---- LISTED RECORDS

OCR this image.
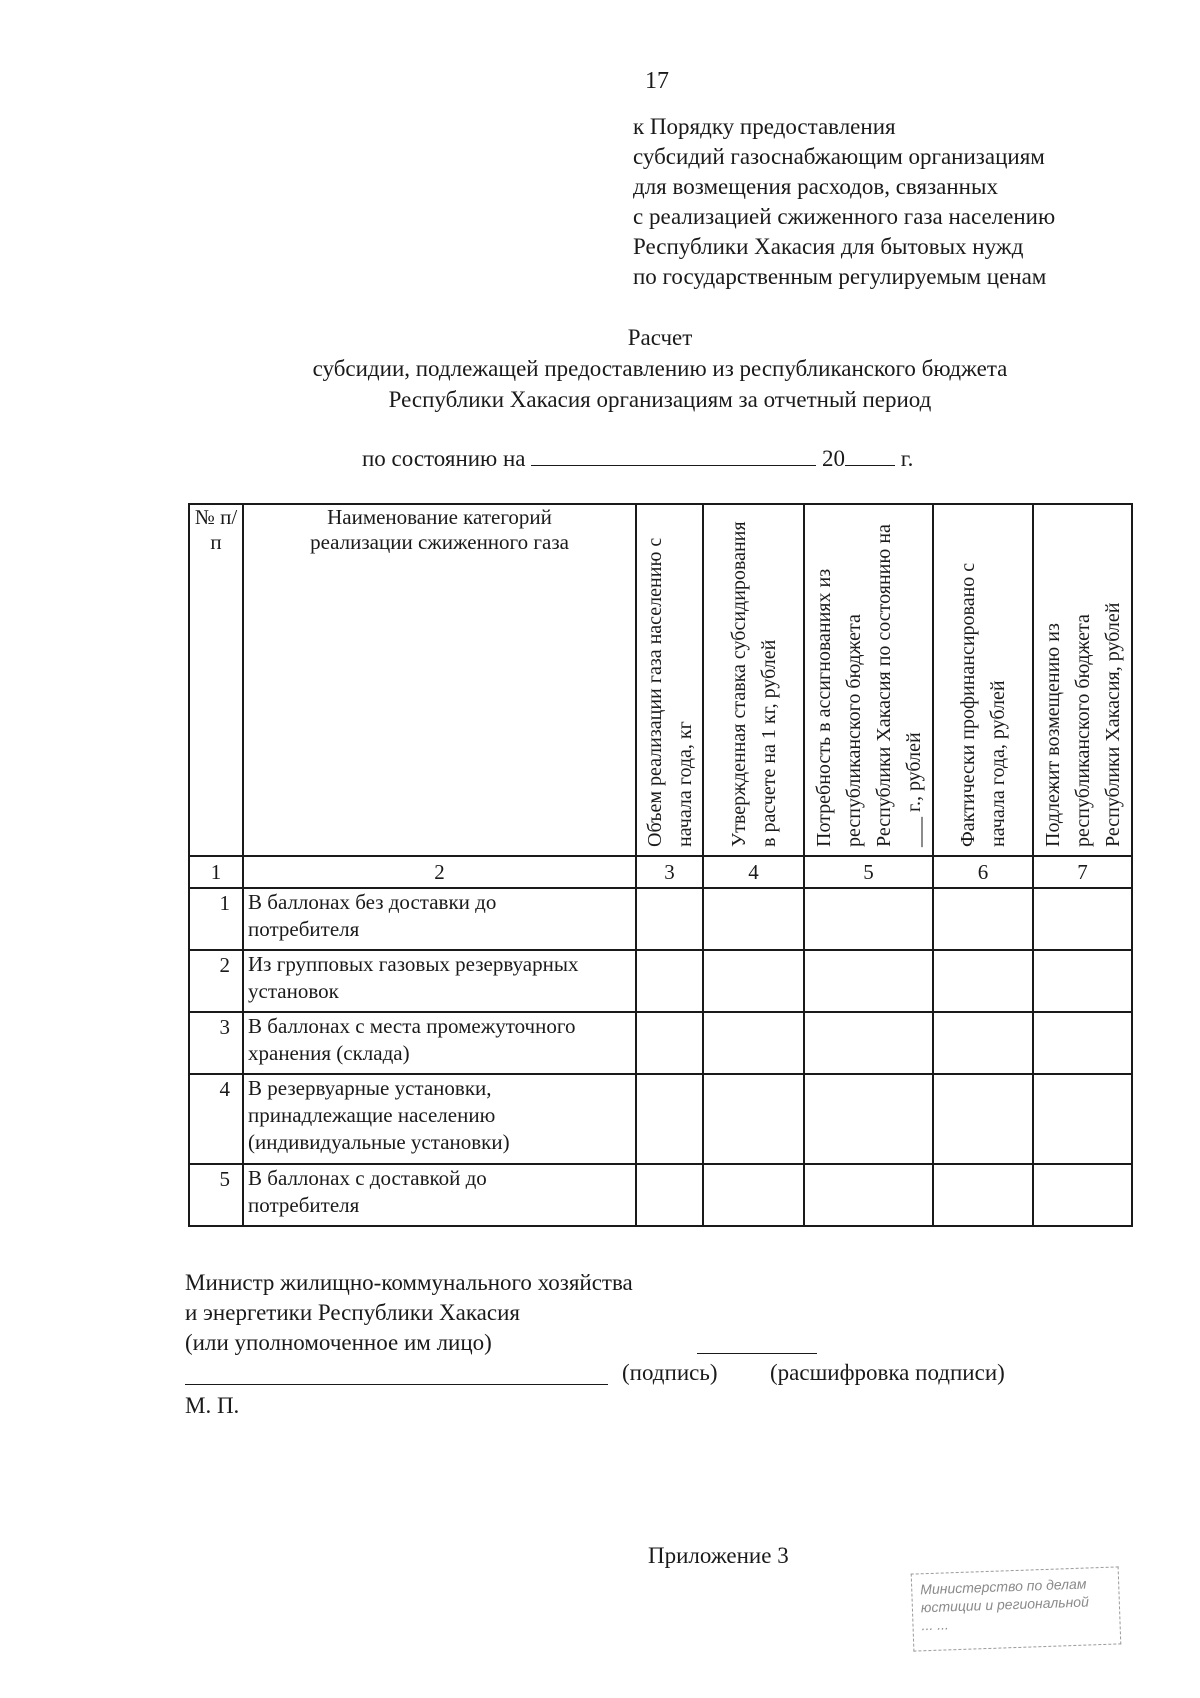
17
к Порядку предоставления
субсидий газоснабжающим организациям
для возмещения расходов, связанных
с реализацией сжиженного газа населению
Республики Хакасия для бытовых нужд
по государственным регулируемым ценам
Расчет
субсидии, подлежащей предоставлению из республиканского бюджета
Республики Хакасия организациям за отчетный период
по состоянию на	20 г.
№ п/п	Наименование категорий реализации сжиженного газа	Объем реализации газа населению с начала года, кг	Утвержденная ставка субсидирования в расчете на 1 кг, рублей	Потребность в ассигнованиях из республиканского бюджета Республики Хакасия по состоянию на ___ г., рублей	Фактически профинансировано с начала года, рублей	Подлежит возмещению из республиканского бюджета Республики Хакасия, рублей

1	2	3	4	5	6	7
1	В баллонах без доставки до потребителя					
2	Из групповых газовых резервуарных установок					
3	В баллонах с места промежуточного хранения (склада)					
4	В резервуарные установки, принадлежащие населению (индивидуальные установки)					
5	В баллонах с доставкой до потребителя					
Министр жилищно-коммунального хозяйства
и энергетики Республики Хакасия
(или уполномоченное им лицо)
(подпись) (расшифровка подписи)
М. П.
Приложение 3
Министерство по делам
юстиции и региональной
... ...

--------

- **WHAT TO PRODUCE**:
Copy all the entries word for word. Omit any pictures.

- **RESULT OF THE EXERCISE**:
OCR this image.
17
к Порядку предоставления
субсидий газоснабжающим организациям
для возмещения расходов, связанных
с реализацией сжиженного газа населению
Республики Хакасия для бытовых нужд
по государственным регулируемым ценам
Расчет
субсидии, подлежащей предоставлению из республиканского бюджета
Республики Хакасия организациям за отчетный период
по состоянию на	20 г.
№ п/п	Наименование категорий реализации сжиженного газа	Объем реализации газа населению с начала года, кг	Утвержденная ставка субсидирования в расчете на 1 кг, рублей	Потребность в ассигнованиях из республиканского бюджета Республики Хакасия по состоянию на ___ г., рублей	Фактически профинансировано с начала года, рублей	Подлежит возмещению из республиканского бюджета Республики Хакасия, рублей

1	2	3	4	5	6	7
1	В баллонах без доставки до потребителя					
2	Из групповых газовых резервуарных установок					
3	В баллонах с места промежуточного хранения (склада)					
4	В резервуарные установки, принадлежащие населению (индивидуальные установки)					
5	В баллонах с доставкой до потребителя					
Министр жилищно-коммунального хозяйства
и энергетики Республики Хакасия
(или уполномоченное им лицо)
(подпись) (расшифровка подписи)
М. П.
Приложение 3
Министерство по делам
юстиции и региональной
... ...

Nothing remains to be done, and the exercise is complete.